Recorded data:
····················

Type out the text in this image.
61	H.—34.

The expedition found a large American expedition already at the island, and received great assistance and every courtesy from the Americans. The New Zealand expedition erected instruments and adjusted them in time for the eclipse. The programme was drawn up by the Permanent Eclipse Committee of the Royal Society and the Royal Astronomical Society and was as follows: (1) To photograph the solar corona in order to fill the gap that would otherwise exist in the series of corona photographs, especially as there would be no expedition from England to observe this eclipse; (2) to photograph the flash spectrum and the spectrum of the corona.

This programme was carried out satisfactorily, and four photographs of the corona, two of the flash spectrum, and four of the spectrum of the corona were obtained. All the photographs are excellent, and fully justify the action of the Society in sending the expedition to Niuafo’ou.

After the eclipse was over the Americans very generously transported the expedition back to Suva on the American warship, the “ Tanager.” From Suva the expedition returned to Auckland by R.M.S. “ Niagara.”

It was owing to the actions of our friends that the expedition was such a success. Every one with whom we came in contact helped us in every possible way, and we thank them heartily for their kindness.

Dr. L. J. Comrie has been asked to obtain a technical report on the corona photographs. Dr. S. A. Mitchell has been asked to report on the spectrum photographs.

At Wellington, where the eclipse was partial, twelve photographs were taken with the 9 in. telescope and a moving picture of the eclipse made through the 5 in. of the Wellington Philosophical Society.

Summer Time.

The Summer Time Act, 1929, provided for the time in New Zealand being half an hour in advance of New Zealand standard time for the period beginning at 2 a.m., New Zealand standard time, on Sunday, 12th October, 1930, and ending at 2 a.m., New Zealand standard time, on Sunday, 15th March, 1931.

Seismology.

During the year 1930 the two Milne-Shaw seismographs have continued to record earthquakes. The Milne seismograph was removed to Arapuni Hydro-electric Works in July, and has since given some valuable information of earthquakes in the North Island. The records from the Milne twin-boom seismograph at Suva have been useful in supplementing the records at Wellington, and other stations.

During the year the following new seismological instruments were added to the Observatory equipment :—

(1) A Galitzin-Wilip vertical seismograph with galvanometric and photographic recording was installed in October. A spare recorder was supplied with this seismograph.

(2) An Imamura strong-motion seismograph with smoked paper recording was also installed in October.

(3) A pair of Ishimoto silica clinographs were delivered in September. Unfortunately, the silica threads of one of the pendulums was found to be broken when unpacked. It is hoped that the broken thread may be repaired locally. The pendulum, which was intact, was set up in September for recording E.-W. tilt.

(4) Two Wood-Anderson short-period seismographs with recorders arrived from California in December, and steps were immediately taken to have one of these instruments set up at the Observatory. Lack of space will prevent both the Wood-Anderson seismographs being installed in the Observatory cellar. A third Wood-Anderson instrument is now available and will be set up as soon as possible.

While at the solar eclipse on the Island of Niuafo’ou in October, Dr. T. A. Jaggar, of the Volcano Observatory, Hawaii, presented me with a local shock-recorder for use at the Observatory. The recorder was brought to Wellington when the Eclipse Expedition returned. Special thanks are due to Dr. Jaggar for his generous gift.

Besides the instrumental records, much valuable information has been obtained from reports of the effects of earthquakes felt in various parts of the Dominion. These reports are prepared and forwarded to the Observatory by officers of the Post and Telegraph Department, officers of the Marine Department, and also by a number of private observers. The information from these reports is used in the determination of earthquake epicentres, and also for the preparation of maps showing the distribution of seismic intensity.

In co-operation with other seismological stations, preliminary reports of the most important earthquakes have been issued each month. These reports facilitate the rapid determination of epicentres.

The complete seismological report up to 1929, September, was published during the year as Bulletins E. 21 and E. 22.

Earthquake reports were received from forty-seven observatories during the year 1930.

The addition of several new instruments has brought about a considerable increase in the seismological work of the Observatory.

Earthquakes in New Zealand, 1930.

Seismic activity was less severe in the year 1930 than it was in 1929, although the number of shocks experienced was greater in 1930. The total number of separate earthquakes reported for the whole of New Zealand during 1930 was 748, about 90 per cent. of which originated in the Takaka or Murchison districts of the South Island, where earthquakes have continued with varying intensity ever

····················

▶ WHAT TO DO: Review the preceding data and report every line that includes the string "obtained".

▶ THE ANSWER:
This programme was carried out satisfactorily, and four photographs of the corona, two of the flash spectrum, and four of the spectrum of the corona were obtained. All the photographs are excellent, and fully justify the action of the Society in sending the expedition to Niuafo’ou.
Besides the instrumental records, much valuable information has been obtained from reports of the effects of earthquakes felt in various parts of the Dominion. These reports are prepared and forwarded to the Observatory by officers of the Post and Telegraph Department, officers of the Marine Department, and also by a number of private observers. The information from these reports is used in the determination of earthquake epicentres, and also for the preparation of maps showing the distribution of seismic intensity.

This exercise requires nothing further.